··· Records supplied
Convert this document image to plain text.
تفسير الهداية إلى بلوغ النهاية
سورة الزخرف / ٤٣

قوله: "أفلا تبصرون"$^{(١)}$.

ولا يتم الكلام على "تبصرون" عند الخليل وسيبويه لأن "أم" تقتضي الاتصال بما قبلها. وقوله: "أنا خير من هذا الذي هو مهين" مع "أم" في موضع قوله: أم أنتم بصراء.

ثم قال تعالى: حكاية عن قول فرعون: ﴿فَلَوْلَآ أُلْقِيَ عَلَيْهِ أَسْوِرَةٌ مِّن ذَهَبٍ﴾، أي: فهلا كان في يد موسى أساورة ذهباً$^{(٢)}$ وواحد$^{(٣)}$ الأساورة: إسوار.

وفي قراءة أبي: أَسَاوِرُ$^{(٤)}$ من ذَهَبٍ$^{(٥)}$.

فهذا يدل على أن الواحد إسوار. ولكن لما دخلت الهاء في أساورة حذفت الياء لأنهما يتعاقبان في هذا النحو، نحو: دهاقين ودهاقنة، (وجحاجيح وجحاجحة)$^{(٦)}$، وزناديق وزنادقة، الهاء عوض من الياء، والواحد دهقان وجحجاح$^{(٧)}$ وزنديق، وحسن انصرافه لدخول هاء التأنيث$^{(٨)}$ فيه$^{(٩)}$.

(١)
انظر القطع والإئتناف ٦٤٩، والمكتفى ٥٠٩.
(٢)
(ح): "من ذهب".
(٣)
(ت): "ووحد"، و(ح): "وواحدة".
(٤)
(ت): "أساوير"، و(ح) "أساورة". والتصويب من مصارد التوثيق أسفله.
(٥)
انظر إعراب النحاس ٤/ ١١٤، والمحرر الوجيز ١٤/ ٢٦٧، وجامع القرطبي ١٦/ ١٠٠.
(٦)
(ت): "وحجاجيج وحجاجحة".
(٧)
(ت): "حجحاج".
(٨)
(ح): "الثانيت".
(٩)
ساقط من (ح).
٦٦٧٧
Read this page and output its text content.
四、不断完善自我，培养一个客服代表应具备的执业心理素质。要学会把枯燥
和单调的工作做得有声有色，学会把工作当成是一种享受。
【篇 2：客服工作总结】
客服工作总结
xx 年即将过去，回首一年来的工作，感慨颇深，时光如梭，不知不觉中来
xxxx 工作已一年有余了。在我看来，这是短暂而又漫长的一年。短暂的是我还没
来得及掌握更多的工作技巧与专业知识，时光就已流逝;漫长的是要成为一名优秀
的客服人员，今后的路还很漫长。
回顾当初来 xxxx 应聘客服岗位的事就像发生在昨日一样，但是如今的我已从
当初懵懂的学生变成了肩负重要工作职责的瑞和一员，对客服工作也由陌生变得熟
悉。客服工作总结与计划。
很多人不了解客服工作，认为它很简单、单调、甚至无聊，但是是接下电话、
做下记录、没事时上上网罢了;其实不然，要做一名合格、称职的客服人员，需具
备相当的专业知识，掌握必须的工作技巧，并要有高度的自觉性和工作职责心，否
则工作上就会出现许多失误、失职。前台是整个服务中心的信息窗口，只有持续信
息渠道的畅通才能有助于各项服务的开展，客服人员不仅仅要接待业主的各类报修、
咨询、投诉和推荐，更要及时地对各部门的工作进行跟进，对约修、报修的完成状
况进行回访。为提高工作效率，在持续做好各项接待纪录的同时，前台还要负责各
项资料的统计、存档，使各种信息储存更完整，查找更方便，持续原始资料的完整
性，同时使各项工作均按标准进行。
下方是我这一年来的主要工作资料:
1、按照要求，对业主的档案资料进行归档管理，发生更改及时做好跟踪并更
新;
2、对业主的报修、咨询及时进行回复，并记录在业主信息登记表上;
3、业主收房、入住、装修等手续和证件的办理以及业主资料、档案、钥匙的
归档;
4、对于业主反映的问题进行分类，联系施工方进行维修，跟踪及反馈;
······
## Prompt
Extract the full listing above without alteration.

## Solved exercise
Convert this document image to plain text.
تفسير الهداية إلى بلوغ النهاية
سورة الزخرف / ٤٣

قوله: "أفلا تبصرون"$^{(١)}$.

ولا يتم الكلام على "تبصرون" عند الخليل وسيبويه لأن "أم" تقتضي الاتصال بما قبلها. وقوله: "أنا خير من هذا الذي هو مهين" مع "أم" في موضع قوله: أم أنتم بصراء.

ثم قال تعالى: حكاية عن قول فرعون: ﴿فَلَوْلَآ أُلْقِيَ عَلَيْهِ أَسْوِرَةٌ مِّن ذَهَبٍ﴾، أي: فهلا كان في يد موسى أساورة ذهباً$^{(٢)}$ وواحد$^{(٣)}$ الأساورة: إسوار.

وفي قراءة أبي: أَسَاوِرُ$^{(٤)}$ من ذَهَبٍ$^{(٥)}$.

فهذا يدل على أن الواحد إسوار. ولكن لما دخلت الهاء في أساورة حذفت الياء لأنهما يتعاقبان في هذا النحو، نحو: دهاقين ودهاقنة، (وجحاجيح وجحاجحة)$^{(٦)}$، وزناديق وزنادقة، الهاء عوض من الياء، والواحد دهقان وجحجاح$^{(٧)}$ وزنديق، وحسن انصرافه لدخول هاء التأنيث$^{(٨)}$ فيه$^{(٩)}$.

(١)
انظر القطع والإئتناف ٦٤٩، والمكتفى ٥٠٩.
(٢)
(ح): "من ذهب".
(٣)
(ت): "ووحد"، و(ح): "وواحدة".
(٤)
(ت): "أساوير"، و(ح) "أساورة". والتصويب من مصارد التوثيق أسفله.
(٥)
انظر إعراب النحاس ٤/ ١١٤، والمحرر الوجيز ١٤/ ٢٦٧، وجامع القرطبي ١٦/ ١٠٠.
(٦)
(ت): "وحجاجيج وحجاجحة".
(٧)
(ت): "حجحاج".
(٨)
(ح): "الثانيت".
(٩)
ساقط من (ح).
٦٦٧٧
Read this page and output its text content.
四、不断完善自我，培养一个客服代表应具备的执业心理素质。要学会把枯燥
和单调的工作做得有声有色，学会把工作当成是一种享受。
【篇 2：客服工作总结】
客服工作总结
xx 年即将过去，回首一年来的工作，感慨颇深，时光如梭，不知不觉中来
xxxx 工作已一年有余了。在我看来，这是短暂而又漫长的一年。短暂的是我还没
来得及掌握更多的工作技巧与专业知识，时光就已流逝;漫长的是要成为一名优秀
的客服人员，今后的路还很漫长。
回顾当初来 xxxx 应聘客服岗位的事就像发生在昨日一样，但是如今的我已从
当初懵懂的学生变成了肩负重要工作职责的瑞和一员，对客服工作也由陌生变得熟
悉。客服工作总结与计划。
很多人不了解客服工作，认为它很简单、单调、甚至无聊，但是是接下电话、
做下记录、没事时上上网罢了;其实不然，要做一名合格、称职的客服人员，需具
备相当的专业知识，掌握必须的工作技巧，并要有高度的自觉性和工作职责心，否
则工作上就会出现许多失误、失职。前台是整个服务中心的信息窗口，只有持续信
息渠道的畅通才能有助于各项服务的开展，客服人员不仅仅要接待业主的各类报修、
咨询、投诉和推荐，更要及时地对各部门的工作进行跟进，对约修、报修的完成状
况进行回访。为提高工作效率，在持续做好各项接待纪录的同时，前台还要负责各
项资料的统计、存档，使各种信息储存更完整，查找更方便，持续原始资料的完整
性，同时使各项工作均按标准进行。
下方是我这一年来的主要工作资料:
1、按照要求，对业主的档案资料进行归档管理，发生更改及时做好跟踪并更
新;
2、对业主的报修、咨询及时进行回复，并记录在业主信息登记表上;
3、业主收房、入住、装修等手续和证件的办理以及业主资料、档案、钥匙的
归档;
4、对于业主反映的问题进行分类，联系施工方进行维修，跟踪及反馈;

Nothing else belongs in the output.